►

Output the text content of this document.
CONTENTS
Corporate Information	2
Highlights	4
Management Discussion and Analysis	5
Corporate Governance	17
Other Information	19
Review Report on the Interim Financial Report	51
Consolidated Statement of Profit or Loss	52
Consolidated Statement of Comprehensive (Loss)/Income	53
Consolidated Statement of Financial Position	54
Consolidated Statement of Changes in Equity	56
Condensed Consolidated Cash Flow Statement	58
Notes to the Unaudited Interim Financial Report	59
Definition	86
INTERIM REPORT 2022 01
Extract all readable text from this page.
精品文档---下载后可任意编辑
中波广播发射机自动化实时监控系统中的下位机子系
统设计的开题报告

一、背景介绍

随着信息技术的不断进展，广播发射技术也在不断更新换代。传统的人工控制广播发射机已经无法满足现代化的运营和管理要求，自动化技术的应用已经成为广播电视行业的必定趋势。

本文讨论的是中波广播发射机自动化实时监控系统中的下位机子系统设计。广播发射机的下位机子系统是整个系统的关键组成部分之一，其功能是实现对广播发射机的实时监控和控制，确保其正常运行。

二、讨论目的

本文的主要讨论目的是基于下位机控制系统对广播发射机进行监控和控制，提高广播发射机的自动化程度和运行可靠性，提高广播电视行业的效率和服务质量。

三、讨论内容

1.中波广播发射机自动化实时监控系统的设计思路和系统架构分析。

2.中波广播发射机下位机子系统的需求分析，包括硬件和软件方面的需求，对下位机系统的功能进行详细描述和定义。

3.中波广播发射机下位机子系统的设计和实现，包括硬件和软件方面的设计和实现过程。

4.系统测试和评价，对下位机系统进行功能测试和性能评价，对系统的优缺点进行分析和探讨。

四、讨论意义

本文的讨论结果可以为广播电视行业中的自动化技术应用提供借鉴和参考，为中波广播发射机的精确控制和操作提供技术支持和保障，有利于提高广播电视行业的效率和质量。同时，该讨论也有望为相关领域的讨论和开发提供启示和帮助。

◄

**WHAT IS BEING ASKED:**
Extract all of the data shown above and repeat it verbatim.

**EXERCISE SOLUTION:**
Output the text content of this document.
CONTENTS
Corporate Information	2
Highlights	4
Management Discussion and Analysis	5
Corporate Governance	17
Other Information	19
Review Report on the Interim Financial Report	51
Consolidated Statement of Profit or Loss	52
Consolidated Statement of Comprehensive (Loss)/Income	53
Consolidated Statement of Financial Position	54
Consolidated Statement of Changes in Equity	56
Condensed Consolidated Cash Flow Statement	58
Notes to the Unaudited Interim Financial Report	59
Definition	86
INTERIM REPORT 2022 01
Extract all readable text from this page.
精品文档---下载后可任意编辑
中波广播发射机自动化实时监控系统中的下位机子系
统设计的开题报告

一、背景介绍

随着信息技术的不断进展，广播发射技术也在不断更新换代。传统的人工控制广播发射机已经无法满足现代化的运营和管理要求，自动化技术的应用已经成为广播电视行业的必定趋势。

本文讨论的是中波广播发射机自动化实时监控系统中的下位机子系统设计。广播发射机的下位机子系统是整个系统的关键组成部分之一，其功能是实现对广播发射机的实时监控和控制，确保其正常运行。

二、讨论目的

本文的主要讨论目的是基于下位机控制系统对广播发射机进行监控和控制，提高广播发射机的自动化程度和运行可靠性，提高广播电视行业的效率和服务质量。

三、讨论内容

1.中波广播发射机自动化实时监控系统的设计思路和系统架构分析。

2.中波广播发射机下位机子系统的需求分析，包括硬件和软件方面的需求，对下位机系统的功能进行详细描述和定义。

3.中波广播发射机下位机子系统的设计和实现，包括硬件和软件方面的设计和实现过程。

4.系统测试和评价，对下位机系统进行功能测试和性能评价，对系统的优缺点进行分析和探讨。

四、讨论意义

本文的讨论结果可以为广播电视行业中的自动化技术应用提供借鉴和参考，为中波广播发射机的精确控制和操作提供技术支持和保障，有利于提高广播电视行业的效率和质量。同时，该讨论也有望为相关领域的讨论和开发提供启示和帮助。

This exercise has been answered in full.